'''

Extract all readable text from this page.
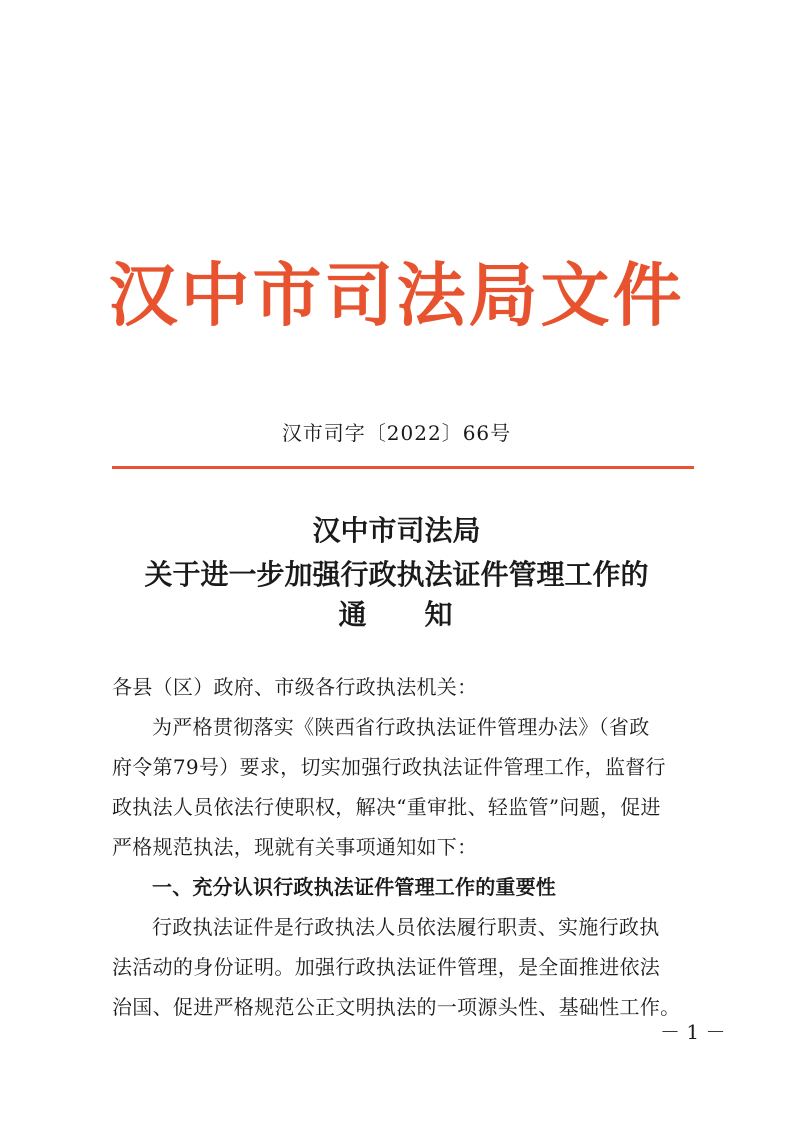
汉中市司法局文件
汉市司字〔2022〕66号
汉中市司法局
关于进一步加强行政执法证件管理工作的
通 知
各县（区）政府、市级各行政执法机关：
为严格贯彻落实《陕西省行政执法证件管理办法》（省政
府令第79号）要求，切实加强行政执法证件管理工作，监督行
政执法人员依法行使职权，解决“重审批、轻监管”问题，促进
严格规范执法，现就有关事项通知如下：
一、充分认识行政执法证件管理工作的重要性
行政执法证件是行政执法人员依法履行职责、实施行政执
法活动的身份证明。加强行政执法证件管理，是全面推进依法
治国、促进严格规范公正文明执法的一项源头性、基础性工作。
－ 1 －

'''

STATED TASK
Reproduce each line word for word and drop the pictures.

OUTPUT FOR THIS EXERCISE
Extract all readable text from this page.
汉中市司法局文件
汉市司字〔2022〕66号
汉中市司法局
关于进一步加强行政执法证件管理工作的
通 知
各县（区）政府、市级各行政执法机关：
为严格贯彻落实《陕西省行政执法证件管理办法》（省政
府令第79号）要求，切实加强行政执法证件管理工作，监督行
政执法人员依法行使职权，解决“重审批、轻监管”问题，促进
严格规范执法，现就有关事项通知如下：
一、充分认识行政执法证件管理工作的重要性
行政执法证件是行政执法人员依法履行职责、实施行政执
法活动的身份证明。加强行政执法证件管理，是全面推进依法
治国、促进严格规范公正文明执法的一项源头性、基础性工作。
－ 1 －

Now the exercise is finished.